Dataset rows about figures
###

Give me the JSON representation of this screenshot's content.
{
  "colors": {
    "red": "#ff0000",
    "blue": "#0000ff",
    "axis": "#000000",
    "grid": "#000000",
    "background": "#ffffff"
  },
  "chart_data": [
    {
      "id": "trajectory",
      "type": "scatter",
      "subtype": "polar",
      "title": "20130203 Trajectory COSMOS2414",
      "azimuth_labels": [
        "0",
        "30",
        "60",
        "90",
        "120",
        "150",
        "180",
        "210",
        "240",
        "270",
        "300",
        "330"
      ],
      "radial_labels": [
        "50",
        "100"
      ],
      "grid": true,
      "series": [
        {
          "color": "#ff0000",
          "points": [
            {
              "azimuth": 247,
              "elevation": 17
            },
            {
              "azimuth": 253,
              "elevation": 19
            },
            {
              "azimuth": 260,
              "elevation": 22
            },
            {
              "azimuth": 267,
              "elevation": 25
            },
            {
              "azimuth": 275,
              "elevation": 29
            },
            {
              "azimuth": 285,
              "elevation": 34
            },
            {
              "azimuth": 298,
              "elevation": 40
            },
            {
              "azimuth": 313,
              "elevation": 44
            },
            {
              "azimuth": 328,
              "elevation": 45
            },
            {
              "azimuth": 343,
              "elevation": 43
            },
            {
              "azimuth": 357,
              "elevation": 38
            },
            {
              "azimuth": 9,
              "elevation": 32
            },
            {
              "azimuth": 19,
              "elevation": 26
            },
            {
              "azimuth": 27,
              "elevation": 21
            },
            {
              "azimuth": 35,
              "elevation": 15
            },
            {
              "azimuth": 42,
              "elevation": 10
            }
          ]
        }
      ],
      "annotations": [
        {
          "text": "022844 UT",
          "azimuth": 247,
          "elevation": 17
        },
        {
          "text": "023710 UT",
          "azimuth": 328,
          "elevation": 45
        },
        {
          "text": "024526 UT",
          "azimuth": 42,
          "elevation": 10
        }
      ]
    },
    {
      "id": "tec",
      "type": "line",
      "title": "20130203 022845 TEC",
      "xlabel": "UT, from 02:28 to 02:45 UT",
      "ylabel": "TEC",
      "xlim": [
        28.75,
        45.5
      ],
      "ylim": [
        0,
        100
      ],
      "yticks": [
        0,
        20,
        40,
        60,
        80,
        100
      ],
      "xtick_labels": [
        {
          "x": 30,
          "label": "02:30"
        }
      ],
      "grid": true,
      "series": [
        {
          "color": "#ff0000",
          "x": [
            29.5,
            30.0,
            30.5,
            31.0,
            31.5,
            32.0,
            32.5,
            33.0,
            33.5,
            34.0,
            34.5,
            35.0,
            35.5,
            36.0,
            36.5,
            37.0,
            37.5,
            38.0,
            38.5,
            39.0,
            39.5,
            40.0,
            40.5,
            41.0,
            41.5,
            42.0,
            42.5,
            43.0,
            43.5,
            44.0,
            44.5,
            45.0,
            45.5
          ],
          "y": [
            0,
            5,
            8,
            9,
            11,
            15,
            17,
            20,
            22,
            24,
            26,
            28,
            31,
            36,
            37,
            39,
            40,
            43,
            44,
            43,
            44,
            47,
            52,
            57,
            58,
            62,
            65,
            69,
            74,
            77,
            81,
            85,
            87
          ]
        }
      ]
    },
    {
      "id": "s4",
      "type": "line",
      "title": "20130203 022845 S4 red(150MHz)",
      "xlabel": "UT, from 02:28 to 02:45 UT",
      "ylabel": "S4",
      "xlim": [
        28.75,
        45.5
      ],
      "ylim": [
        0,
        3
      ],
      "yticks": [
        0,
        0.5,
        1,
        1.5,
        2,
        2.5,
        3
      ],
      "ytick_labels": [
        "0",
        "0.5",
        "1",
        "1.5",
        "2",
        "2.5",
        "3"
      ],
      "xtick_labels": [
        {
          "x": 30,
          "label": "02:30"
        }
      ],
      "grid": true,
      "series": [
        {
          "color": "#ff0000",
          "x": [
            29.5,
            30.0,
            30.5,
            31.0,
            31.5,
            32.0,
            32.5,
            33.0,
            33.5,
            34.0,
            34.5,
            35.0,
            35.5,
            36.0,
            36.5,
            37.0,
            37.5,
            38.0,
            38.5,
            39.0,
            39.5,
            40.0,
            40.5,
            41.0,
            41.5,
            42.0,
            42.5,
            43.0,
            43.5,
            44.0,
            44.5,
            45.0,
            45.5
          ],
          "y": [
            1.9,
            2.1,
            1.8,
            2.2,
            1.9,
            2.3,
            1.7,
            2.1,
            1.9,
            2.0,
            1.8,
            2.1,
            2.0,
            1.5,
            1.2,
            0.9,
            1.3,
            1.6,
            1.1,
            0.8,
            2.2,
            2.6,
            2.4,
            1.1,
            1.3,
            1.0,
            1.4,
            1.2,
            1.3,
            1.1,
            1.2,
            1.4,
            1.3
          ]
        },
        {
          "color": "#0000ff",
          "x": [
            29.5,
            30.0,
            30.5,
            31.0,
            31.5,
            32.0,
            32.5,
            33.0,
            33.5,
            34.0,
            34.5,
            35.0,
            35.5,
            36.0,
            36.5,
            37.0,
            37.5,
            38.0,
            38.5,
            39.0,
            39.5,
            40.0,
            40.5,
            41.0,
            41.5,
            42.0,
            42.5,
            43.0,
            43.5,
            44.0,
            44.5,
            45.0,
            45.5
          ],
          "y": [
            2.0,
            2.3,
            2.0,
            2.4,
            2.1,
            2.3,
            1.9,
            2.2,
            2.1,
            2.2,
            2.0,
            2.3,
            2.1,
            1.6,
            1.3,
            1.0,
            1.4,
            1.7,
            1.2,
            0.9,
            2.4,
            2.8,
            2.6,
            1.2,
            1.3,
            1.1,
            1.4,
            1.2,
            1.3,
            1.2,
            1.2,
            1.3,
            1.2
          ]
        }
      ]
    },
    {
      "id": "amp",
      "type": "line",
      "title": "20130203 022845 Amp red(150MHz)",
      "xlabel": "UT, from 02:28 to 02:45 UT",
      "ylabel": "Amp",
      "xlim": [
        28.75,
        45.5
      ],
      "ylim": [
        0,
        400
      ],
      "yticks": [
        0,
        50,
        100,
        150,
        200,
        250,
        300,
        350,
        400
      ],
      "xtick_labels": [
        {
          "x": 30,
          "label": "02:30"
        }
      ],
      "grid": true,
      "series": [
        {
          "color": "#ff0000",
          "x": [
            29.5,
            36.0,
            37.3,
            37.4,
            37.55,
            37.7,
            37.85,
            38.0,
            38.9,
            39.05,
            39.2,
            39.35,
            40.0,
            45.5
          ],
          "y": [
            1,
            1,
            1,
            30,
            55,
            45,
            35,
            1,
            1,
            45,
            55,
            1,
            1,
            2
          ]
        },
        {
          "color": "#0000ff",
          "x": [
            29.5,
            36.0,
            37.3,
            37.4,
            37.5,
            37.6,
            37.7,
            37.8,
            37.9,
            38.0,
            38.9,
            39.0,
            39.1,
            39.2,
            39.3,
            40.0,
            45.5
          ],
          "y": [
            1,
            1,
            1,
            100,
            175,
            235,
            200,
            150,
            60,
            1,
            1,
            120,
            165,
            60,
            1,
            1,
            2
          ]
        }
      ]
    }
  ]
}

###

TASK OBJECTIVE :: Copy out all lines from the material above that contain the string "title".

PROBLEM SOLUTION ::
      "title": "20130203 Trajectory COSMOS2414",
      "title": "20130203 022845 TEC",
      "title": "20130203 022845 S4 red(150MHz)",
      "title": "20130203 022845 Amp red(150MHz)",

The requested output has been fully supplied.